Select every line holding the word "value" and copy it.
^^^^^^^^^^^^^^^^
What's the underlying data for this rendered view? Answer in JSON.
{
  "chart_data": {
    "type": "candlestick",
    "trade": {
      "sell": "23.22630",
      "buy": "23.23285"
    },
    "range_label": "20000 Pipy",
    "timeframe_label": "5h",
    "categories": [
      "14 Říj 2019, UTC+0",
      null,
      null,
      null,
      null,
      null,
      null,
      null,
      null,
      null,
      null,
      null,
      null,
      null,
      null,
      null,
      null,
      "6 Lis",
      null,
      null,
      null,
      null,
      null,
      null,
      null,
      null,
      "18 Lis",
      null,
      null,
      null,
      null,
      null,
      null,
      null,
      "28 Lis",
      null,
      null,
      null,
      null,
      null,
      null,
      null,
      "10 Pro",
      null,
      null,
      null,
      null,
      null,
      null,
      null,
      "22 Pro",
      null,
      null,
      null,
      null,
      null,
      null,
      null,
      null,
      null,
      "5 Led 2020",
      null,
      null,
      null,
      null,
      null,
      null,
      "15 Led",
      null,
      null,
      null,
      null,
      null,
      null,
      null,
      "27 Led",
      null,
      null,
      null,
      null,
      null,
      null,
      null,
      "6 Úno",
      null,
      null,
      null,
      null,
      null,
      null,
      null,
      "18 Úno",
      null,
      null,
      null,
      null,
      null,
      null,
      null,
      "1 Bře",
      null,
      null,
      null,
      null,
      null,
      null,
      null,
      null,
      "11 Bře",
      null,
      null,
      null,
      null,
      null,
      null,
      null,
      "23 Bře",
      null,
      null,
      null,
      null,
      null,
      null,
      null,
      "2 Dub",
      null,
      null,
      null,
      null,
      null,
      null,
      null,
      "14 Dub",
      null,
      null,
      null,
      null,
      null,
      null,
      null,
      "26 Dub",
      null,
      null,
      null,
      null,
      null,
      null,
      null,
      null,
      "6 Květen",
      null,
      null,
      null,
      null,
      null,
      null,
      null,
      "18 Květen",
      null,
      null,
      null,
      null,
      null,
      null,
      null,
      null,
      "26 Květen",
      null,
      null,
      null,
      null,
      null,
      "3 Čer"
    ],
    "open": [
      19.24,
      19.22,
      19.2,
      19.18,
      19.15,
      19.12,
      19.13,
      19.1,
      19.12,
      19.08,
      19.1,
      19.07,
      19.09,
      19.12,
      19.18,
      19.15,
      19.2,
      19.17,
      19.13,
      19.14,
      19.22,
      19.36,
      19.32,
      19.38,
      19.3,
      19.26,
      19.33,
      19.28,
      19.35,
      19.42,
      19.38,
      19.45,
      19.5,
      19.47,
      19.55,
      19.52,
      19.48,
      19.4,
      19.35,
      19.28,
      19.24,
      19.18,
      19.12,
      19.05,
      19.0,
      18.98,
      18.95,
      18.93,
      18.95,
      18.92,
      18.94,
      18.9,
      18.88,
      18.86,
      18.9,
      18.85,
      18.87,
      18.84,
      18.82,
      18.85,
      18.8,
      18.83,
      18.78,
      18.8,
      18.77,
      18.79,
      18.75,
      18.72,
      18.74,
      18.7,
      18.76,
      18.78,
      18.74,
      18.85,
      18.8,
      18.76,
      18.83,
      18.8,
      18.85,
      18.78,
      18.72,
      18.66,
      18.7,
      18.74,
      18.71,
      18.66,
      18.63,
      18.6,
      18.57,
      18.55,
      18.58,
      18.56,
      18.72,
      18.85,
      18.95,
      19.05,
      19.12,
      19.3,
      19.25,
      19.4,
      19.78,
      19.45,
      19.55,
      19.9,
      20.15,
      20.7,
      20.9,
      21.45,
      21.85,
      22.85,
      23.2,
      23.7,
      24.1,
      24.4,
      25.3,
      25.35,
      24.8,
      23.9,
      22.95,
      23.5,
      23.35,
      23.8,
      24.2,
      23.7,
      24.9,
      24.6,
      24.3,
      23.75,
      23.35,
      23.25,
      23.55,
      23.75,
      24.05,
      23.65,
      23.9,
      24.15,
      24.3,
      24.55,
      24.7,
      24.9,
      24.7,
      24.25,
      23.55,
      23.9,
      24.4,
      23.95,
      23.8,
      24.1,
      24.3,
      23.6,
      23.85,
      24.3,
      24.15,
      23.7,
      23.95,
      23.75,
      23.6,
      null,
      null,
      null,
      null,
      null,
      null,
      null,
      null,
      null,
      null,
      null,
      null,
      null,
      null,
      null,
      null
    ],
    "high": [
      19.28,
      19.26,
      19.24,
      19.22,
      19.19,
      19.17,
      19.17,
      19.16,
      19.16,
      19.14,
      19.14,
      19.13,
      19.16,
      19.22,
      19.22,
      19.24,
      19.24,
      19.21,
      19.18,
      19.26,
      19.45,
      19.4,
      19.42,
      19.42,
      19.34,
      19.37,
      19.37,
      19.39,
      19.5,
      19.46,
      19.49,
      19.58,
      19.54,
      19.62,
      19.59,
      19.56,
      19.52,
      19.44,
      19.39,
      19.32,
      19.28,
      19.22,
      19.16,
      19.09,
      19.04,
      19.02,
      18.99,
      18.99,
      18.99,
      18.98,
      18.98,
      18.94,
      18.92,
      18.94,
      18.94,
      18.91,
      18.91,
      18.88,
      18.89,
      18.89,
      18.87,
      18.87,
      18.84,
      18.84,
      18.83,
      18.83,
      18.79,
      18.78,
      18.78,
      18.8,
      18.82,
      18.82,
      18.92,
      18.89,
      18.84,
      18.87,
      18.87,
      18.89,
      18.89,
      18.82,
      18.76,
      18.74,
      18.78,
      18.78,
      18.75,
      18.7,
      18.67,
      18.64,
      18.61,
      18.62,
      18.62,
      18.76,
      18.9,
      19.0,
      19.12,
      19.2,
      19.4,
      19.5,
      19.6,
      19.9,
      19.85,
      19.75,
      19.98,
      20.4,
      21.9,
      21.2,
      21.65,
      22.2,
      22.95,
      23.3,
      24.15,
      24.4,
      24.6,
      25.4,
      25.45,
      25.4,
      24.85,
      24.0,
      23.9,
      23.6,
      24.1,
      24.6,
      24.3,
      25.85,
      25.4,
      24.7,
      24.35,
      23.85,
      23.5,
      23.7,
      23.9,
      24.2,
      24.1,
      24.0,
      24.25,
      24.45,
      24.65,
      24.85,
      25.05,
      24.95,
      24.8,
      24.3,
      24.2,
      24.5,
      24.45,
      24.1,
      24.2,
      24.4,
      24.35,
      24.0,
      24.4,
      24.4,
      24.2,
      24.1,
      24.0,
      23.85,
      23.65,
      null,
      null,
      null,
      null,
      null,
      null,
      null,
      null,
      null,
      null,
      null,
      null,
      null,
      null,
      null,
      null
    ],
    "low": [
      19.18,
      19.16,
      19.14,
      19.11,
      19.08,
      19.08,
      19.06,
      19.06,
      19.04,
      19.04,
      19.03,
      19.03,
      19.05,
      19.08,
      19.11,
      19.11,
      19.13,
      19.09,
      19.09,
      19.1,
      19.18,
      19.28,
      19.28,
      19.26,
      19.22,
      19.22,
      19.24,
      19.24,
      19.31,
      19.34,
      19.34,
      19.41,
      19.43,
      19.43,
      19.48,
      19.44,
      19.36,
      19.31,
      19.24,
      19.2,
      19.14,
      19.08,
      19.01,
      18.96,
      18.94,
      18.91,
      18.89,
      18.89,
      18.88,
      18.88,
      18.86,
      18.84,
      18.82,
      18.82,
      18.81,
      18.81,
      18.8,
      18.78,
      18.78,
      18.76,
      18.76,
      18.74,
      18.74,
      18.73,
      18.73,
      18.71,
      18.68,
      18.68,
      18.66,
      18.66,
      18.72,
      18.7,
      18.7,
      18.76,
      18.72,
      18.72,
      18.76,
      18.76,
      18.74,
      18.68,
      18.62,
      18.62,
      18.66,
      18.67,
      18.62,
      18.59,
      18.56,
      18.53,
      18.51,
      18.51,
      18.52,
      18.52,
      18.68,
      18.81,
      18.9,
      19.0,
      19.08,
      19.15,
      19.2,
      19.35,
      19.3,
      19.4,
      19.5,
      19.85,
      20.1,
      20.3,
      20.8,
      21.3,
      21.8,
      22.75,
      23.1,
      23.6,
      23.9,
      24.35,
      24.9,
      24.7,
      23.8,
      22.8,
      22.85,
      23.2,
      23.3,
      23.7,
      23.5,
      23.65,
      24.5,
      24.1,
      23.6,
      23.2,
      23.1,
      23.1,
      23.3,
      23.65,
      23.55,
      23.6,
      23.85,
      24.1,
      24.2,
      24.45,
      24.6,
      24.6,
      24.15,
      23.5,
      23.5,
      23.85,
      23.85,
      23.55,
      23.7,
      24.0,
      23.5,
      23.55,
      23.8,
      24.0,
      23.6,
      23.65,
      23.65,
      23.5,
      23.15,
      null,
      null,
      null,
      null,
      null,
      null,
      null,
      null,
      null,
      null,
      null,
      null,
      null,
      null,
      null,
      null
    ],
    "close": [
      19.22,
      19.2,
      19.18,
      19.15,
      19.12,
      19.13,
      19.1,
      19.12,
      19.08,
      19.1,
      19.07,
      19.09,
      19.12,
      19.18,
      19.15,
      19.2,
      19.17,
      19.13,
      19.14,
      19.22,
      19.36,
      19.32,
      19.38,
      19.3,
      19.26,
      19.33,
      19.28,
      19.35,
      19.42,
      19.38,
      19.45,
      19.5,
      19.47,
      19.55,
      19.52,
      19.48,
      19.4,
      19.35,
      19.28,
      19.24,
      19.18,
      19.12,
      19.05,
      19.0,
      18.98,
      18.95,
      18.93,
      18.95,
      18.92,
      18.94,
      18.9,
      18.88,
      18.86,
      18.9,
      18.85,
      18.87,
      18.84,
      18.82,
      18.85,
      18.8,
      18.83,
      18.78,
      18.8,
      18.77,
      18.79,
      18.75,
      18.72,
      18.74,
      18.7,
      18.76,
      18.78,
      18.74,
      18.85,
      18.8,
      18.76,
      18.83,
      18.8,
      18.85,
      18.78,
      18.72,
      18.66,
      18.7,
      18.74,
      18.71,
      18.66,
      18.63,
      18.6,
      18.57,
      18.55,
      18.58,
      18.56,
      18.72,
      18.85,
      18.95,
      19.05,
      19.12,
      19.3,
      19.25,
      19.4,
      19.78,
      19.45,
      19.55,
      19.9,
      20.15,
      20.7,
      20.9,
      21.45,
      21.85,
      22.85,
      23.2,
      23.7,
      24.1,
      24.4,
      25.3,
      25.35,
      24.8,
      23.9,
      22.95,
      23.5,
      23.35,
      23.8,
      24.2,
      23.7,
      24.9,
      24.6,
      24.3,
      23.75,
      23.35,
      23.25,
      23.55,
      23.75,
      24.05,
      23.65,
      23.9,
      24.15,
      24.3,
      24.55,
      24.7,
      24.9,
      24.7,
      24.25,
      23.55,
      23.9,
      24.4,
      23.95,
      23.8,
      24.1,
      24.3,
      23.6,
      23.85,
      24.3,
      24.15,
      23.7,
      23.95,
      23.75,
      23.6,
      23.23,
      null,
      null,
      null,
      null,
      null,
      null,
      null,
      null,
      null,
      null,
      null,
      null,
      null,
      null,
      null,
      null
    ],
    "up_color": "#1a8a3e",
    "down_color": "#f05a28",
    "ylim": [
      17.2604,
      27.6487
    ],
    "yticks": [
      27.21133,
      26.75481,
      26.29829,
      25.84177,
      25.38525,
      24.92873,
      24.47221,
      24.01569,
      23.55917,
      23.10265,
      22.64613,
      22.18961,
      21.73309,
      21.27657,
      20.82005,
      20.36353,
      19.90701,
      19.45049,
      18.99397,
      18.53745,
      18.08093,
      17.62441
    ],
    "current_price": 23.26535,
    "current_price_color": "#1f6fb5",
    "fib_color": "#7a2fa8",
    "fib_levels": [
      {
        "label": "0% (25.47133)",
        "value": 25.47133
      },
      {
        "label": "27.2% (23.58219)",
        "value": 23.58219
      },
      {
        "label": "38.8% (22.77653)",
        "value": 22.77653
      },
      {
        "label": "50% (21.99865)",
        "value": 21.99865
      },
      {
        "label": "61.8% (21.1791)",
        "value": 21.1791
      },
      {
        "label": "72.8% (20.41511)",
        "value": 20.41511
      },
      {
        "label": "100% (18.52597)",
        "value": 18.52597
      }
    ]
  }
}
^^^^^^^^^^^^^^^^
### Result for this task
        "value": 25.47133
        "value": 23.58219
        "value": 22.77653
        "value": 21.99865
        "value": 21.1791
        "value": 20.41511
        "value": 18.52597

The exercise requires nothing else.